Below is a block of data; give all of it again word for word.

-*-*-

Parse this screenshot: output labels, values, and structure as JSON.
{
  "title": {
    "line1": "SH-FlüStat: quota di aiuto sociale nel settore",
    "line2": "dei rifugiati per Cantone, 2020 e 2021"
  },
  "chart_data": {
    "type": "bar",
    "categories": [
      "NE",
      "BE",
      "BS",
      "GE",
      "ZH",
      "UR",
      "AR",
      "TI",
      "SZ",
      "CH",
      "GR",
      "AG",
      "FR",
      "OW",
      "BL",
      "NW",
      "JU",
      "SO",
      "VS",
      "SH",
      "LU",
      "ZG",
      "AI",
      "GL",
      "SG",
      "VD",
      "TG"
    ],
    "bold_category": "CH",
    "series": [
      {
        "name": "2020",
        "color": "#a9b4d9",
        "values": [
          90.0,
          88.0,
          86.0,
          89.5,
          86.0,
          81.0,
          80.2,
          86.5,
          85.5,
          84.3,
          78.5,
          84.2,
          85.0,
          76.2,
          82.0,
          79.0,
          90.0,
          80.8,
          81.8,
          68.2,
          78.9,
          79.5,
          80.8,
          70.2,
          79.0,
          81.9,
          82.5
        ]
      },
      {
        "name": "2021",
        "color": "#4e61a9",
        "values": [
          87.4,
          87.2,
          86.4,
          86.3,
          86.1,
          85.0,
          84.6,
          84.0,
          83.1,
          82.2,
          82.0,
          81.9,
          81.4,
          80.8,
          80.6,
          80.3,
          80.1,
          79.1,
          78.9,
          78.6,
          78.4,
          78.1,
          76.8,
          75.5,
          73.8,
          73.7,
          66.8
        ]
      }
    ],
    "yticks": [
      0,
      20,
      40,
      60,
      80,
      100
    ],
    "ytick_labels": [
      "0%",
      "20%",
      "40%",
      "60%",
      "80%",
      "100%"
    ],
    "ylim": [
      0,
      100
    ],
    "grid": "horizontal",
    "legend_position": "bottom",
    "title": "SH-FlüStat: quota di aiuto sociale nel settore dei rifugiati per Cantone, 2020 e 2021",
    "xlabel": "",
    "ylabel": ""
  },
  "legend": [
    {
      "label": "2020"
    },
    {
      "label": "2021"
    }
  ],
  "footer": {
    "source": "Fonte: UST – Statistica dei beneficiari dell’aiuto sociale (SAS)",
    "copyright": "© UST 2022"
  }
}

-*-*-

EXERCISE RESPONSE =
Parse this screenshot: output labels, values, and structure as JSON.
{
  "title": {
    "line1": "SH-FlüStat: quota di aiuto sociale nel settore",
    "line2": "dei rifugiati per Cantone, 2020 e 2021"
  },
  "chart_data": {
    "type": "bar",
    "categories": [
      "NE",
      "BE",
      "BS",
      "GE",
      "ZH",
      "UR",
      "AR",
      "TI",
      "SZ",
      "CH",
      "GR",
      "AG",
      "FR",
      "OW",
      "BL",
      "NW",
      "JU",
      "SO",
      "VS",
      "SH",
      "LU",
      "ZG",
      "AI",
      "GL",
      "SG",
      "VD",
      "TG"
    ],
    "bold_category": "CH",
    "series": [
      {
        "name": "2020",
        "color": "#a9b4d9",
        "values": [
          90.0,
          88.0,
          86.0,
          89.5,
          86.0,
          81.0,
          80.2,
          86.5,
          85.5,
          84.3,
          78.5,
          84.2,
          85.0,
          76.2,
          82.0,
          79.0,
          90.0,
          80.8,
          81.8,
          68.2,
          78.9,
          79.5,
          80.8,
          70.2,
          79.0,
          81.9,
          82.5
        ]
      },
      {
        "name": "2021",
        "color": "#4e61a9",
        "values": [
          87.4,
          87.2,
          86.4,
          86.3,
          86.1,
          85.0,
          84.6,
          84.0,
          83.1,
          82.2,
          82.0,
          81.9,
          81.4,
          80.8,
          80.6,
          80.3,
          80.1,
          79.1,
          78.9,
          78.6,
          78.4,
          78.1,
          76.8,
          75.5,
          73.8,
          73.7,
          66.8
        ]
      }
    ],
    "yticks": [
      0,
      20,
      40,
      60,
      80,
      100
    ],
    "ytick_labels": [
      "0%",
      "20%",
      "40%",
      "60%",
      "80%",
      "100%"
    ],
    "ylim": [
      0,
      100
    ],
    "grid": "horizontal",
    "legend_position": "bottom",
    "title": "SH-FlüStat: quota di aiuto sociale nel settore dei rifugiati per Cantone, 2020 e 2021",
    "xlabel": "",
    "ylabel": ""
  },
  "legend": [
    {
      "label": "2020"
    },
    {
      "label": "2021"
    }
  ],
  "footer": {
    "source": "Fonte: UST – Statistica dei beneficiari dell’aiuto sociale (SAS)",
    "copyright": "© UST 2022"
  }
}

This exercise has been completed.